• Problem statement:
Extract every record, exactly as written, and ignore the pictures.

------------------------------------------------------------

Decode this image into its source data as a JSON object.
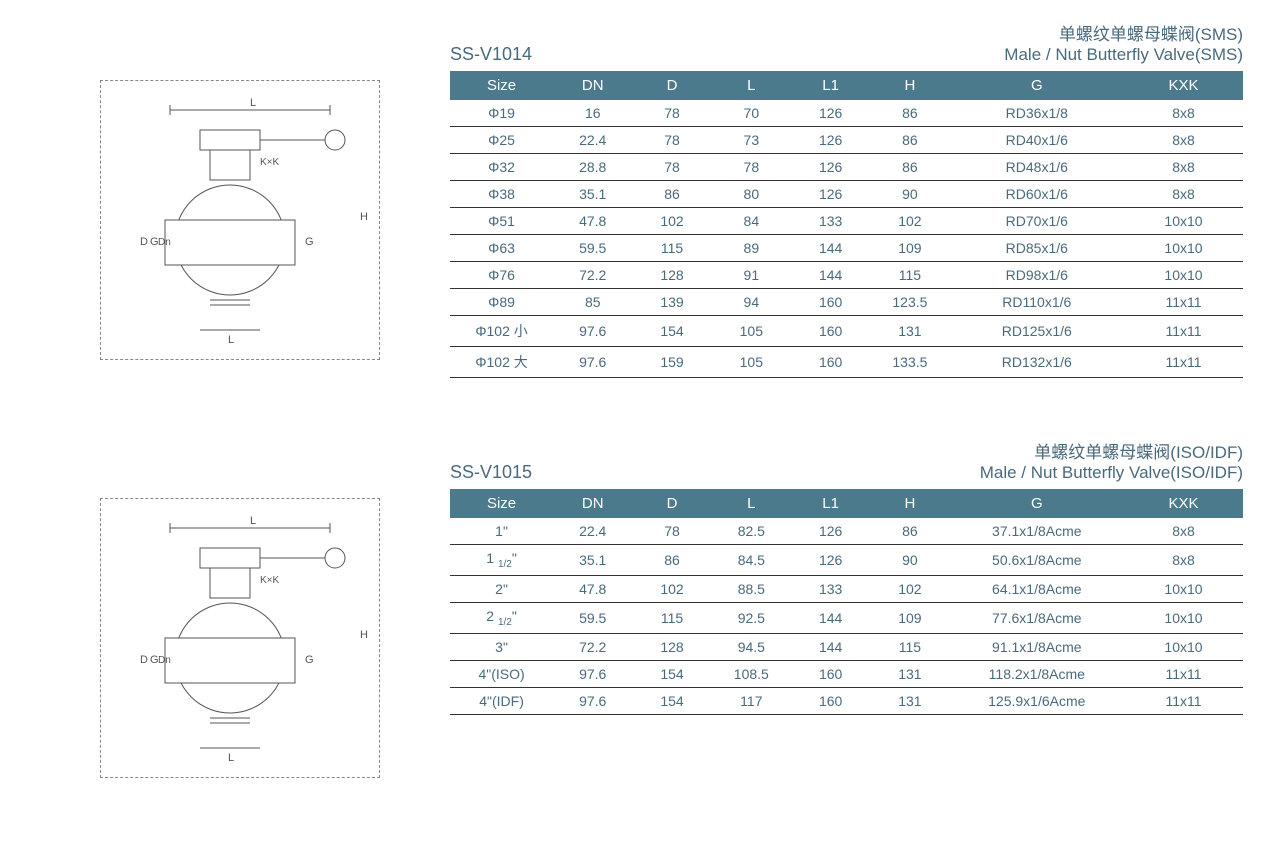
{
  "colors": {
    "header_bg": "#4a7a8c",
    "header_fg": "#ffffff",
    "text": "#4a6a7c",
    "row_border": "#333333",
    "page_bg": "#ffffff"
  },
  "columns": [
    "Size",
    "DN",
    "D",
    "L",
    "L1",
    "H",
    "G",
    "KXK"
  ],
  "section1": {
    "model": "SS-V1014",
    "title_cn": "单螺纹单螺母蝶阀(SMS)",
    "title_en": "Male / Nut Butterfly Valve(SMS)",
    "diagram_labels": [
      "L",
      "K×K",
      "H",
      "G",
      "Dn",
      "D",
      "L",
      "G"
    ],
    "rows": [
      [
        "Φ19",
        "16",
        "78",
        "70",
        "126",
        "86",
        "RD36x1/8",
        "8x8"
      ],
      [
        "Φ25",
        "22.4",
        "78",
        "73",
        "126",
        "86",
        "RD40x1/6",
        "8x8"
      ],
      [
        "Φ32",
        "28.8",
        "78",
        "78",
        "126",
        "86",
        "RD48x1/6",
        "8x8"
      ],
      [
        "Φ38",
        "35.1",
        "86",
        "80",
        "126",
        "90",
        "RD60x1/6",
        "8x8"
      ],
      [
        "Φ51",
        "47.8",
        "102",
        "84",
        "133",
        "102",
        "RD70x1/6",
        "10x10"
      ],
      [
        "Φ63",
        "59.5",
        "115",
        "89",
        "144",
        "109",
        "RD85x1/6",
        "10x10"
      ],
      [
        "Φ76",
        "72.2",
        "128",
        "91",
        "144",
        "115",
        "RD98x1/6",
        "10x10"
      ],
      [
        "Φ89",
        "85",
        "139",
        "94",
        "160",
        "123.5",
        "RD110x1/6",
        "11x11"
      ],
      [
        "Φ102 小",
        "97.6",
        "154",
        "105",
        "160",
        "131",
        "RD125x1/6",
        "11x11"
      ],
      [
        "Φ102 大",
        "97.6",
        "159",
        "105",
        "160",
        "133.5",
        "RD132x1/6",
        "11x11"
      ]
    ]
  },
  "section2": {
    "model": "SS-V1015",
    "title_cn": "单螺纹单螺母蝶阀(ISO/IDF)",
    "title_en": "Male / Nut Butterfly Valve(ISO/IDF)",
    "diagram_labels": [
      "L",
      "K×K",
      "H",
      "G",
      "Dn",
      "D",
      "L",
      "G"
    ],
    "rows": [
      [
        "1\"",
        "22.4",
        "78",
        "82.5",
        "126",
        "86",
        "37.1x1/8Acme",
        "8x8"
      ],
      [
        "1 1/2\"",
        "35.1",
        "86",
        "84.5",
        "126",
        "90",
        "50.6x1/8Acme",
        "8x8"
      ],
      [
        "2\"",
        "47.8",
        "102",
        "88.5",
        "133",
        "102",
        "64.1x1/8Acme",
        "10x10"
      ],
      [
        "2 1/2\"",
        "59.5",
        "115",
        "92.5",
        "144",
        "109",
        "77.6x1/8Acme",
        "10x10"
      ],
      [
        "3\"",
        "72.2",
        "128",
        "94.5",
        "144",
        "115",
        "91.1x1/8Acme",
        "10x10"
      ],
      [
        "4\"(ISO)",
        "97.6",
        "154",
        "108.5",
        "160",
        "131",
        "118.2x1/8Acme",
        "11x11"
      ],
      [
        "4\"(IDF)",
        "97.6",
        "154",
        "117",
        "160",
        "131",
        "125.9x1/6Acme",
        "11x11"
      ]
    ]
  }
}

------------------------------------------------------------

• Answer to this task:
Decode this image into its source data as a JSON object.
{
  "colors": {
    "header_bg": "#4a7a8c",
    "header_fg": "#ffffff",
    "text": "#4a6a7c",
    "row_border": "#333333",
    "page_bg": "#ffffff"
  },
  "columns": [
    "Size",
    "DN",
    "D",
    "L",
    "L1",
    "H",
    "G",
    "KXK"
  ],
  "section1": {
    "model": "SS-V1014",
    "title_cn": "单螺纹单螺母蝶阀(SMS)",
    "title_en": "Male / Nut Butterfly Valve(SMS)",
    "diagram_labels": [
      "L",
      "K×K",
      "H",
      "G",
      "Dn",
      "D",
      "L",
      "G"
    ],
    "rows": [
      [
        "Φ19",
        "16",
        "78",
        "70",
        "126",
        "86",
        "RD36x1/8",
        "8x8"
      ],
      [
        "Φ25",
        "22.4",
        "78",
        "73",
        "126",
        "86",
        "RD40x1/6",
        "8x8"
      ],
      [
        "Φ32",
        "28.8",
        "78",
        "78",
        "126",
        "86",
        "RD48x1/6",
        "8x8"
      ],
      [
        "Φ38",
        "35.1",
        "86",
        "80",
        "126",
        "90",
        "RD60x1/6",
        "8x8"
      ],
      [
        "Φ51",
        "47.8",
        "102",
        "84",
        "133",
        "102",
        "RD70x1/6",
        "10x10"
      ],
      [
        "Φ63",
        "59.5",
        "115",
        "89",
        "144",
        "109",
        "RD85x1/6",
        "10x10"
      ],
      [
        "Φ76",
        "72.2",
        "128",
        "91",
        "144",
        "115",
        "RD98x1/6",
        "10x10"
      ],
      [
        "Φ89",
        "85",
        "139",
        "94",
        "160",
        "123.5",
        "RD110x1/6",
        "11x11"
      ],
      [
        "Φ102 小",
        "97.6",
        "154",
        "105",
        "160",
        "131",
        "RD125x1/6",
        "11x11"
      ],
      [
        "Φ102 大",
        "97.6",
        "159",
        "105",
        "160",
        "133.5",
        "RD132x1/6",
        "11x11"
      ]
    ]
  },
  "section2": {
    "model": "SS-V1015",
    "title_cn": "单螺纹单螺母蝶阀(ISO/IDF)",
    "title_en": "Male / Nut Butterfly Valve(ISO/IDF)",
    "diagram_labels": [
      "L",
      "K×K",
      "H",
      "G",
      "Dn",
      "D",
      "L",
      "G"
    ],
    "rows": [
      [
        "1\"",
        "22.4",
        "78",
        "82.5",
        "126",
        "86",
        "37.1x1/8Acme",
        "8x8"
      ],
      [
        "1 1/2\"",
        "35.1",
        "86",
        "84.5",
        "126",
        "90",
        "50.6x1/8Acme",
        "8x8"
      ],
      [
        "2\"",
        "47.8",
        "102",
        "88.5",
        "133",
        "102",
        "64.1x1/8Acme",
        "10x10"
      ],
      [
        "2 1/2\"",
        "59.5",
        "115",
        "92.5",
        "144",
        "109",
        "77.6x1/8Acme",
        "10x10"
      ],
      [
        "3\"",
        "72.2",
        "128",
        "94.5",
        "144",
        "115",
        "91.1x1/8Acme",
        "10x10"
      ],
      [
        "4\"(ISO)",
        "97.6",
        "154",
        "108.5",
        "160",
        "131",
        "118.2x1/8Acme",
        "11x11"
      ],
      [
        "4\"(IDF)",
        "97.6",
        "154",
        "117",
        "160",
        "131",
        "125.9x1/6Acme",
        "11x11"
      ]
    ]
  }
}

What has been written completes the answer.